(The exercise): Copy all lines below containing "nous".

(Stored data):
= = = = = = =
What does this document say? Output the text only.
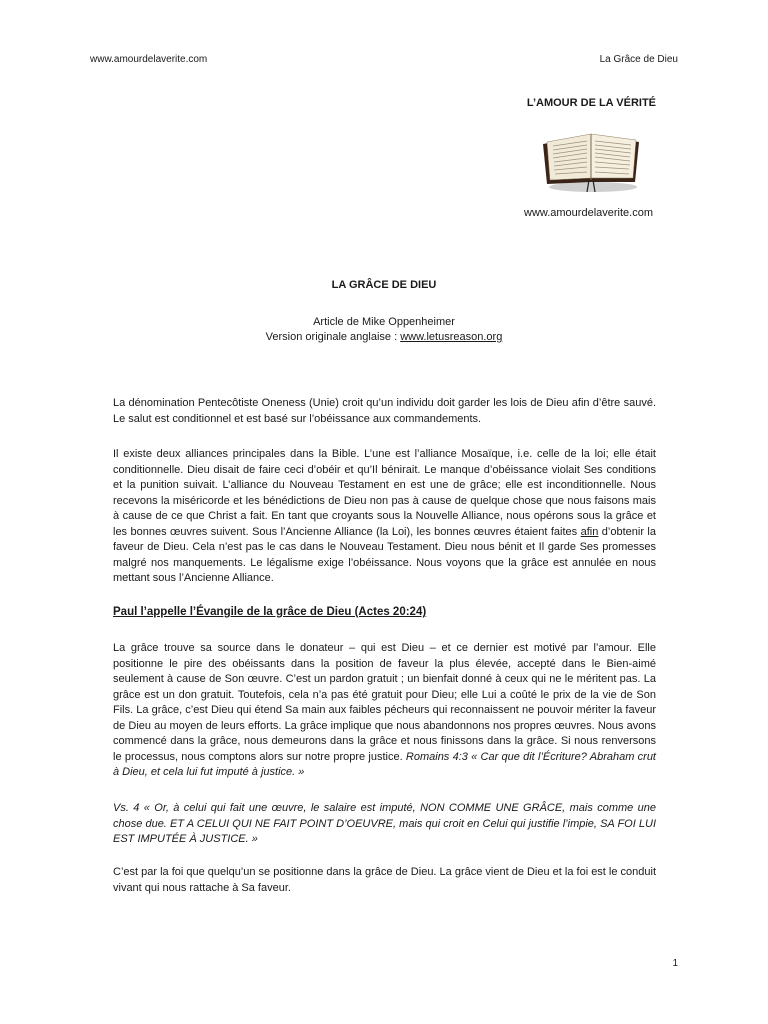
www.amourdelaverite.com	La Grâce de Dieu
L’AMOUR DE LA VÉRITÉ
www.amourdelaverite.com
LA GRÂCE DE DIEU
Article de Mike Oppenheimer
Version originale anglaise : www.letusreason.org
La dénomination Pentecôtiste Oneness (Unie) croit qu’un individu doit garder les lois de Dieu afin d’être sauvé. Le salut est conditionnel et est basé sur l’obéissance aux commandements.
Il existe deux alliances principales dans la Bible. L’une est l’alliance Mosaïque, i.e. celle de la loi; elle était conditionnelle. Dieu disait de faire ceci d’obéir et qu’Il bénirait. Le manque d’obéissance violait Ses conditions et la punition suivait. L’alliance du Nouveau Testament en est une de grâce; elle est inconditionnelle. Nous recevons la miséricorde et les bénédictions de Dieu non pas à cause de quelque chose que nous faisons mais à cause de ce que Christ a fait. En tant que croyants sous la Nouvelle Alliance, nous opérons sous la grâce et les bonnes œuvres suivent. Sous l’Ancienne Alliance (la Loi), les bonnes œuvres étaient faites afin d’obtenir la faveur de Dieu. Cela n’est pas le cas dans le Nouveau Testament. Dieu nous bénit et Il garde Ses promesses malgré nos manquements. Le légalisme exige l’obéissance. Nous voyons que la grâce est annulée en nous mettant sous l’Ancienne Alliance.
Paul l’appelle l’Évangile de la grâce de Dieu (Actes 20:24)
La grâce trouve sa source dans le donateur – qui est Dieu – et ce dernier est motivé par l’amour. Elle positionne le pire des obéissants dans la position de faveur la plus élevée, accepté dans le Bien-aimé seulement à cause de Son œuvre. C’est un pardon gratuit ; un bienfait donné à ceux qui ne le méritent pas. La grâce est un don gratuit. Toutefois, cela n’a pas été gratuit pour Dieu; elle Lui a coûté le prix de la vie de Son Fils. La grâce, c’est Dieu qui étend Sa main aux faibles pécheurs qui reconnaissent ne pouvoir mériter la faveur de Dieu au moyen de leurs efforts. La grâce implique que nous abandonnons nos propres œuvres. Nous avons commencé dans la grâce, nous demeurons dans la grâce et nous finissons dans la grâce. Si nous renversons le processus, nous comptons alors sur notre propre justice. Romains 4:3 « Car que dit l’Écriture? Abraham crut à Dieu, et cela lui fut imputé à justice. »
Vs. 4 « Or, à celui qui fait une œuvre, le salaire est imputé, NON COMME UNE GRÂCE, mais comme une chose due. ET A CELUI QUI NE FAIT POINT D’OEUVRE, mais qui croit en Celui qui justifie l’impie, SA FOI LUI EST IMPUTÉE À JUSTICE. »
C’est par la foi que quelqu’un se positionne dans la grâce de Dieu. La grâce vient de Dieu et la foi est le conduit vivant qui nous rattache à Sa faveur.
1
= = = = = = =
(Answer to the task):
Il existe deux alliances principales dans la Bible. L’une est l’alliance Mosaïque, i.e. celle de la loi; elle était conditionnelle. Dieu disait de faire ceci d’obéir et qu’Il bénirait. Le manque d’obéissance violait Ses conditions et la punition suivait. L’alliance du Nouveau Testament en est une de grâce; elle est inconditionnelle. Nous recevons la miséricorde et les bénédictions de Dieu non pas à cause de quelque chose que nous faisons mais à cause de ce que Christ a fait. En tant que croyants sous la Nouvelle Alliance, nous opérons sous la grâce et les bonnes œuvres suivent. Sous l’Ancienne Alliance (la Loi), les bonnes œuvres étaient faites afin d’obtenir la faveur de Dieu. Cela n’est pas le cas dans le Nouveau Testament. Dieu nous bénit et Il garde Ses promesses malgré nos manquements. Le légalisme exige l’obéissance. Nous voyons que la grâce est annulée en nous mettant sous l’Ancienne Alliance.
La grâce trouve sa source dans le donateur – qui est Dieu – et ce dernier est motivé par l’amour. Elle positionne le pire des obéissants dans la position de faveur la plus élevée, accepté dans le Bien-aimé seulement à cause de Son œuvre. C’est un pardon gratuit ; un bienfait donné à ceux qui ne le méritent pas. La grâce est un don gratuit. Toutefois, cela n’a pas été gratuit pour Dieu; elle Lui a coûté le prix de la vie de Son Fils. La grâce, c’est Dieu qui étend Sa main aux faibles pécheurs qui reconnaissent ne pouvoir mériter la faveur de Dieu au moyen de leurs efforts. La grâce implique que nous abandonnons nos propres œuvres. Nous avons commencé dans la grâce, nous demeurons dans la grâce et nous finissons dans la grâce. Si nous renversons le processus, nous comptons alors sur notre propre justice. Romains 4:3 « Car que dit l’Écriture? Abraham crut à Dieu, et cela lui fut imputé à justice. »
C’est par la foi que quelqu’un se positionne dans la grâce de Dieu. La grâce vient de Dieu et la foi est le conduit vivant qui nous rattache à Sa faveur.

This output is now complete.